■ What this task involves
Copy each line of the entries that contains the word "chart".

Excerpts from a figure dataset
'''
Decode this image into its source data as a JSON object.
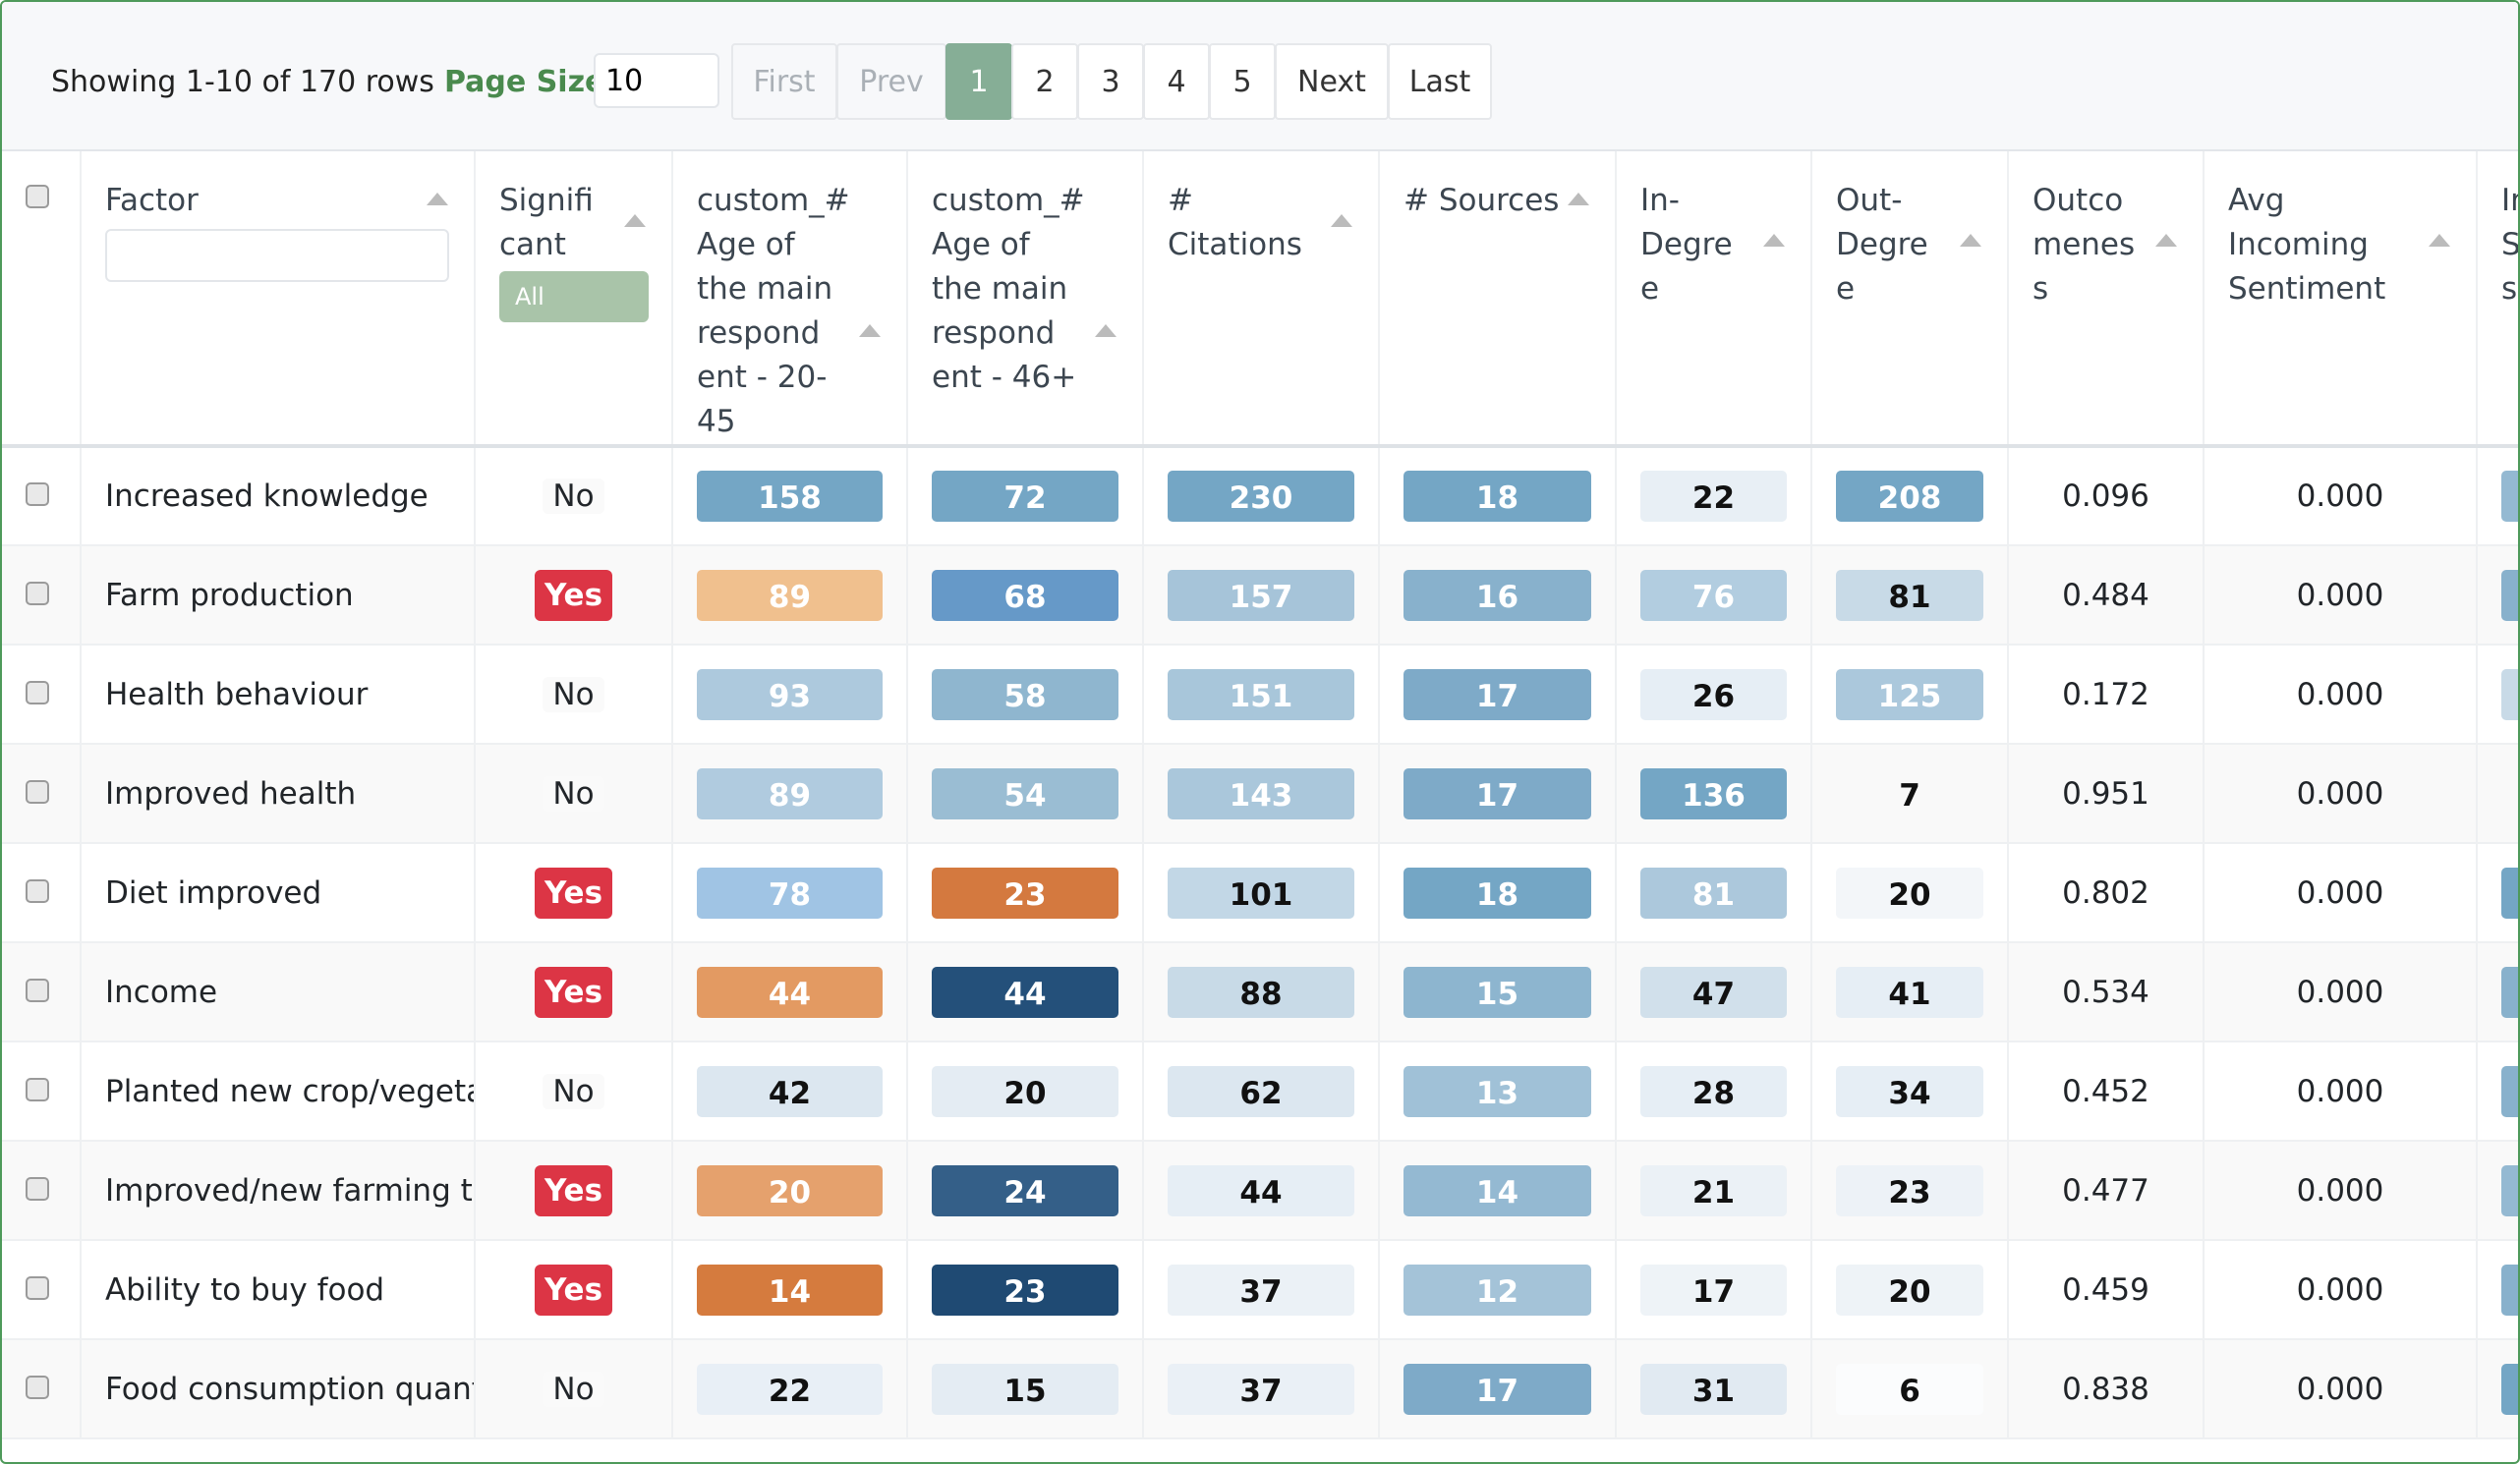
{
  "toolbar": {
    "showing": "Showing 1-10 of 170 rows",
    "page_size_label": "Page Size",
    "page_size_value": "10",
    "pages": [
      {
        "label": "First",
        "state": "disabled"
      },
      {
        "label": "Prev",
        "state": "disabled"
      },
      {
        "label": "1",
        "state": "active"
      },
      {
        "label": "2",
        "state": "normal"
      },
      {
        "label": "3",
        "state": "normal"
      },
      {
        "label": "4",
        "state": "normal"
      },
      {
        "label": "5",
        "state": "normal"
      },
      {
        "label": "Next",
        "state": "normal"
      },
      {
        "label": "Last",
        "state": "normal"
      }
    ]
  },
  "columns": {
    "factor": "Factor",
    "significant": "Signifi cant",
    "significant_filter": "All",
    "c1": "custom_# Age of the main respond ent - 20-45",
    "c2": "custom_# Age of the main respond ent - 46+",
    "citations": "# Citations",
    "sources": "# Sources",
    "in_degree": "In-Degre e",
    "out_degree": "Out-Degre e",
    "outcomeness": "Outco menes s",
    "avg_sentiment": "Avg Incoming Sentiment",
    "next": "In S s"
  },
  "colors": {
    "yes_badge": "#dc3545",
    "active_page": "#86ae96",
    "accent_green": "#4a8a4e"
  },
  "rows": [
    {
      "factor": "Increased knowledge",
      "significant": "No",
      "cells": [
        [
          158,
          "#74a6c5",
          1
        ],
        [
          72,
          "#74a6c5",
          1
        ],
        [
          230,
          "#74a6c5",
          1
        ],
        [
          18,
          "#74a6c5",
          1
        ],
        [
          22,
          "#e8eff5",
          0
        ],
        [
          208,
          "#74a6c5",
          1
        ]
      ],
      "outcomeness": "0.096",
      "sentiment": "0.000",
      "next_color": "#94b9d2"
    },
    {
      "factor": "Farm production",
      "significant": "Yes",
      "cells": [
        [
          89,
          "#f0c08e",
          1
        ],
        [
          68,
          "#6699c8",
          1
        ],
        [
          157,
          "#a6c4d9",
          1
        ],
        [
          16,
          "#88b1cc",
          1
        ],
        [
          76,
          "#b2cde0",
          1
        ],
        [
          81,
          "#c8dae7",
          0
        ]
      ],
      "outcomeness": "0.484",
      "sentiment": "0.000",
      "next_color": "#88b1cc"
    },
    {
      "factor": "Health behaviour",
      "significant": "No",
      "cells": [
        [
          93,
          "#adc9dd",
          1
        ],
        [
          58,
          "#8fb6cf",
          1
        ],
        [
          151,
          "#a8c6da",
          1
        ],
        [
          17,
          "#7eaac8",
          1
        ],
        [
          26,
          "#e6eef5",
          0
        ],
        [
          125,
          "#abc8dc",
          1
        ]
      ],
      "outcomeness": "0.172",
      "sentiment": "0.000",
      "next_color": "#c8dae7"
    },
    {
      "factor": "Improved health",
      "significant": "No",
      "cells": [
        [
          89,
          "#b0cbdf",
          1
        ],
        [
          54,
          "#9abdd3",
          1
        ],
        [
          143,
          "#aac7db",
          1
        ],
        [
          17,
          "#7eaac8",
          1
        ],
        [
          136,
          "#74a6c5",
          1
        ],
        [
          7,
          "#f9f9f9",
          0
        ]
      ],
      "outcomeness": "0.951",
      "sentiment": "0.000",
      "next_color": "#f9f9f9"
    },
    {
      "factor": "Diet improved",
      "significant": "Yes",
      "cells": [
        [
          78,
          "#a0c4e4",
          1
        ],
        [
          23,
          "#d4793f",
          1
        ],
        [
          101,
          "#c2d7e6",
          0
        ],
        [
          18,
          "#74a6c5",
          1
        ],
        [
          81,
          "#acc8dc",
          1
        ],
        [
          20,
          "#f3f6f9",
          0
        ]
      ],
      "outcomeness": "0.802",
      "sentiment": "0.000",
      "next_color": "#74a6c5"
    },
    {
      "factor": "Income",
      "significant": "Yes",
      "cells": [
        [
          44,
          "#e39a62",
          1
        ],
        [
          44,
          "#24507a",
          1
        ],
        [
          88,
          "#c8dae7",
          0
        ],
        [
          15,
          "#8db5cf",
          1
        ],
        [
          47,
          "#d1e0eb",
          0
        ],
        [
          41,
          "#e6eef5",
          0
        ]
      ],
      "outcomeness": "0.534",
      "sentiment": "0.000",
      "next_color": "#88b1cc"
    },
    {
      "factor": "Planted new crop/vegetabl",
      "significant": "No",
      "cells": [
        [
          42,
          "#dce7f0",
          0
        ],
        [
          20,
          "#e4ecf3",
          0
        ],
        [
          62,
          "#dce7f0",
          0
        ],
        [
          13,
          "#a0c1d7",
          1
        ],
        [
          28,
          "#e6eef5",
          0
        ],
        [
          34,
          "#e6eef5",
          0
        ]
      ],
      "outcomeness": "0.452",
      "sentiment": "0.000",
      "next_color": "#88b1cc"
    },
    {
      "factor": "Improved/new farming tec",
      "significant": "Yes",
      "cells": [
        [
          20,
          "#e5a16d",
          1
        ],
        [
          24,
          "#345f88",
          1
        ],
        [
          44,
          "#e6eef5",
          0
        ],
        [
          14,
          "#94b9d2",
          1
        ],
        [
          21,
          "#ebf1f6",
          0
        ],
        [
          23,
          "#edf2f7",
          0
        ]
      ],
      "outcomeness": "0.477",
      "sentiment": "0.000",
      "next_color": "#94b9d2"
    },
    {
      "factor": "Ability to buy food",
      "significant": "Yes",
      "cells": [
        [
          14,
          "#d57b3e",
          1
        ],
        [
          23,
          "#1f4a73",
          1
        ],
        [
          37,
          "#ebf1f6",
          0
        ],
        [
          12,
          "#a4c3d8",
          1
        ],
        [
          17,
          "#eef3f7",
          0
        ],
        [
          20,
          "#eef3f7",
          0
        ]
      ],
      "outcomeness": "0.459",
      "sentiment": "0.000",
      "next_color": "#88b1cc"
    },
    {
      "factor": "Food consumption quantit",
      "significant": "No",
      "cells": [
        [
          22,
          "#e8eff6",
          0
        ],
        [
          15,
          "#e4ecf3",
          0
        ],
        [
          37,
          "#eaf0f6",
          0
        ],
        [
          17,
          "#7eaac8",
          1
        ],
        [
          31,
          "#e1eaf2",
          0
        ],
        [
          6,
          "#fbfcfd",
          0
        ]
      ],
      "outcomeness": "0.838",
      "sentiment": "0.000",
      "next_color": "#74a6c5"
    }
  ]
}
'''
'''
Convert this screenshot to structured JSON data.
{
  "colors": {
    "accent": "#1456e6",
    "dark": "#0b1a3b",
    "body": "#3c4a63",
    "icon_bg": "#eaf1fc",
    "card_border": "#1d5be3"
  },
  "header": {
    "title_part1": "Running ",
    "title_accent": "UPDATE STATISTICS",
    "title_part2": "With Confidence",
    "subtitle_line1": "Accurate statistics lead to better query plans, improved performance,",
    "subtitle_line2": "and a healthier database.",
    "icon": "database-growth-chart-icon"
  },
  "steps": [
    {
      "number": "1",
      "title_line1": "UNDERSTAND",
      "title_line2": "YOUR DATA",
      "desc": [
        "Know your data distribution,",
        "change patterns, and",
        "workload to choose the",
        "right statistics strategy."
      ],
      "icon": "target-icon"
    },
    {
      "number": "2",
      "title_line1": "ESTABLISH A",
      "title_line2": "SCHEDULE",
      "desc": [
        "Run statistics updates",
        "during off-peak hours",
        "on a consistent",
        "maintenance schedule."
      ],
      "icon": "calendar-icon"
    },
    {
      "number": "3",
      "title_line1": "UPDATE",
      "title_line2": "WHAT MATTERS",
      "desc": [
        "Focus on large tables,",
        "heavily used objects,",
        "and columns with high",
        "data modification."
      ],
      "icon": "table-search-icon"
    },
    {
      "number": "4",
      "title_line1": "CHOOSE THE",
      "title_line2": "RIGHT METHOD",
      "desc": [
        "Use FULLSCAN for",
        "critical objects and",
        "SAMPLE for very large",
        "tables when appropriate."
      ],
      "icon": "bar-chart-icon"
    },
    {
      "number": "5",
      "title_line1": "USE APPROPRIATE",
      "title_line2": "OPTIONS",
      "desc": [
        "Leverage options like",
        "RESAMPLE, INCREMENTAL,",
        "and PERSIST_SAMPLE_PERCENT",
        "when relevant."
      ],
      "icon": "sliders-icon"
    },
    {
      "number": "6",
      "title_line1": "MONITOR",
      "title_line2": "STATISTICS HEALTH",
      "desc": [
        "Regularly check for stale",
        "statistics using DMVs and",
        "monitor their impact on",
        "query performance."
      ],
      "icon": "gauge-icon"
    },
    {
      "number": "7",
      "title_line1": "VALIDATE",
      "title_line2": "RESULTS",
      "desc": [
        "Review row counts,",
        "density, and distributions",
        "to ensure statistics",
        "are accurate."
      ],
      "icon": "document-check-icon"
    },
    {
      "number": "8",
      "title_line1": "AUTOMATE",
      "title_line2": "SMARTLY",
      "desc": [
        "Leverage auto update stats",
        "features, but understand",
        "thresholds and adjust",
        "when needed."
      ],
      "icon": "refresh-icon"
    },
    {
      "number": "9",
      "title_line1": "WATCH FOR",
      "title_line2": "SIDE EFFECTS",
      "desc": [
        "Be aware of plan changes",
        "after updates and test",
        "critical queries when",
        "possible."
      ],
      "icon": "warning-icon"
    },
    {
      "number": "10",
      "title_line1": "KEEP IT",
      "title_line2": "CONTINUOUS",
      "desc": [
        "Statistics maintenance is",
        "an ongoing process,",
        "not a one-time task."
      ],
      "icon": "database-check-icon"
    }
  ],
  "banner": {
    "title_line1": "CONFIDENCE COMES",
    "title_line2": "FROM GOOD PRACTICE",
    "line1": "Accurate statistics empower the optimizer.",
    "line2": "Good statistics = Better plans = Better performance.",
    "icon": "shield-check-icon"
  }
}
'''
■ Expected output
    "icon": "database-growth-chart-icon"
      "icon": "bar-chart-icon"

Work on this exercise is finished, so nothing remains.